*Required action*. Below is a set of entries; give all of them again exactly.

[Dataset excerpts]
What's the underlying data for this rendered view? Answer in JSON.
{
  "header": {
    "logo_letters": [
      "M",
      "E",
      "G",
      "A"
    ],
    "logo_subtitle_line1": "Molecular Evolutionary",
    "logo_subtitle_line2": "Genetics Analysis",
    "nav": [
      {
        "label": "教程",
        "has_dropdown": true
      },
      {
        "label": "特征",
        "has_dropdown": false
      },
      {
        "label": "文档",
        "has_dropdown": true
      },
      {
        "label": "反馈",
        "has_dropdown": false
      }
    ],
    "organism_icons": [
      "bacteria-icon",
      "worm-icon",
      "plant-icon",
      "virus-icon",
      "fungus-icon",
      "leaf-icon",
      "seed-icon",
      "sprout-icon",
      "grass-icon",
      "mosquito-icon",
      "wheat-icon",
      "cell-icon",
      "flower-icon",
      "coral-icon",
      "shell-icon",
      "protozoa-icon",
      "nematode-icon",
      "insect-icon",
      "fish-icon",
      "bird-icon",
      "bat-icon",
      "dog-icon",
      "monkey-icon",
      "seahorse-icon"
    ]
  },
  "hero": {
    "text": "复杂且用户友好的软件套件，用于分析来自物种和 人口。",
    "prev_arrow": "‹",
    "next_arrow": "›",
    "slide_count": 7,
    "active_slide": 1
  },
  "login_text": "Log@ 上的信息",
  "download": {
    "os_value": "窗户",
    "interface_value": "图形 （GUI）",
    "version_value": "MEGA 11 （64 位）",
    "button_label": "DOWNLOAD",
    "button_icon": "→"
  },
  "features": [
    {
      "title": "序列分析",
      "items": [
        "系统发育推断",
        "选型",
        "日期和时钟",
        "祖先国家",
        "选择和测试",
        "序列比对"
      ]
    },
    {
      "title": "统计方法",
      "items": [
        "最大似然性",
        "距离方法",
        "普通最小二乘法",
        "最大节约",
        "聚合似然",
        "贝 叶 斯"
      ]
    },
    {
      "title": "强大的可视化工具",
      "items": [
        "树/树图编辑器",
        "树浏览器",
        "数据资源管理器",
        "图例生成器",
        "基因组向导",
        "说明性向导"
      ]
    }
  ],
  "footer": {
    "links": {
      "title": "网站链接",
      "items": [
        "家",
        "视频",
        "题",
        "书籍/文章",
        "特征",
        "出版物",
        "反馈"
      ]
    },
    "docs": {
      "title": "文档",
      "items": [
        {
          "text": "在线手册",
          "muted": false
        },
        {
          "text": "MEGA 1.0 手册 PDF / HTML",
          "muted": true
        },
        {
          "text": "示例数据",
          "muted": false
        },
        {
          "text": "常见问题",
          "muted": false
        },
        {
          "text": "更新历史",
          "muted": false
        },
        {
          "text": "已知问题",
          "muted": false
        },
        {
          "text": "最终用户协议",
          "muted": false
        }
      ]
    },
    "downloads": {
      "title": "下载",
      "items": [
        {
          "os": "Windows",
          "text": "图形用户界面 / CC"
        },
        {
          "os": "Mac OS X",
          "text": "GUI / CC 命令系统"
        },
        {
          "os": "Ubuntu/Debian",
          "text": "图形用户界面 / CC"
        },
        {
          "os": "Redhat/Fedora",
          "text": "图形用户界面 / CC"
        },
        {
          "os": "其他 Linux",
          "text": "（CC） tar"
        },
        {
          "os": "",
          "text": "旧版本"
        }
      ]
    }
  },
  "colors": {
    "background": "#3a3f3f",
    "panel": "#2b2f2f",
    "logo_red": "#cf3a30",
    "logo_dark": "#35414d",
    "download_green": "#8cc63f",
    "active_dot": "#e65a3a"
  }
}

*Result*.
What's the underlying data for this rendered view? Answer in JSON.
{
  "header": {
    "logo_letters": [
      "M",
      "E",
      "G",
      "A"
    ],
    "logo_subtitle_line1": "Molecular Evolutionary",
    "logo_subtitle_line2": "Genetics Analysis",
    "nav": [
      {
        "label": "教程",
        "has_dropdown": true
      },
      {
        "label": "特征",
        "has_dropdown": false
      },
      {
        "label": "文档",
        "has_dropdown": true
      },
      {
        "label": "反馈",
        "has_dropdown": false
      }
    ],
    "organism_icons": [
      "bacteria-icon",
      "worm-icon",
      "plant-icon",
      "virus-icon",
      "fungus-icon",
      "leaf-icon",
      "seed-icon",
      "sprout-icon",
      "grass-icon",
      "mosquito-icon",
      "wheat-icon",
      "cell-icon",
      "flower-icon",
      "coral-icon",
      "shell-icon",
      "protozoa-icon",
      "nematode-icon",
      "insect-icon",
      "fish-icon",
      "bird-icon",
      "bat-icon",
      "dog-icon",
      "monkey-icon",
      "seahorse-icon"
    ]
  },
  "hero": {
    "text": "复杂且用户友好的软件套件，用于分析来自物种和 人口。",
    "prev_arrow": "‹",
    "next_arrow": "›",
    "slide_count": 7,
    "active_slide": 1
  },
  "login_text": "Log@ 上的信息",
  "download": {
    "os_value": "窗户",
    "interface_value": "图形 （GUI）",
    "version_value": "MEGA 11 （64 位）",
    "button_label": "DOWNLOAD",
    "button_icon": "→"
  },
  "features": [
    {
      "title": "序列分析",
      "items": [
        "系统发育推断",
        "选型",
        "日期和时钟",
        "祖先国家",
        "选择和测试",
        "序列比对"
      ]
    },
    {
      "title": "统计方法",
      "items": [
        "最大似然性",
        "距离方法",
        "普通最小二乘法",
        "最大节约",
        "聚合似然",
        "贝 叶 斯"
      ]
    },
    {
      "title": "强大的可视化工具",
      "items": [
        "树/树图编辑器",
        "树浏览器",
        "数据资源管理器",
        "图例生成器",
        "基因组向导",
        "说明性向导"
      ]
    }
  ],
  "footer": {
    "links": {
      "title": "网站链接",
      "items": [
        "家",
        "视频",
        "题",
        "书籍/文章",
        "特征",
        "出版物",
        "反馈"
      ]
    },
    "docs": {
      "title": "文档",
      "items": [
        {
          "text": "在线手册",
          "muted": false
        },
        {
          "text": "MEGA 1.0 手册 PDF / HTML",
          "muted": true
        },
        {
          "text": "示例数据",
          "muted": false
        },
        {
          "text": "常见问题",
          "muted": false
        },
        {
          "text": "更新历史",
          "muted": false
        },
        {
          "text": "已知问题",
          "muted": false
        },
        {
          "text": "最终用户协议",
          "muted": false
        }
      ]
    },
    "downloads": {
      "title": "下载",
      "items": [
        {
          "os": "Windows",
          "text": "图形用户界面 / CC"
        },
        {
          "os": "Mac OS X",
          "text": "GUI / CC 命令系统"
        },
        {
          "os": "Ubuntu/Debian",
          "text": "图形用户界面 / CC"
        },
        {
          "os": "Redhat/Fedora",
          "text": "图形用户界面 / CC"
        },
        {
          "os": "其他 Linux",
          "text": "（CC） tar"
        },
        {
          "os": "",
          "text": "旧版本"
        }
      ]
    }
  },
  "colors": {
    "background": "#3a3f3f",
    "panel": "#2b2f2f",
    "logo_red": "#cf3a30",
    "logo_dark": "#35414d",
    "download_green": "#8cc63f",
    "active_dot": "#e65a3a"
  }
}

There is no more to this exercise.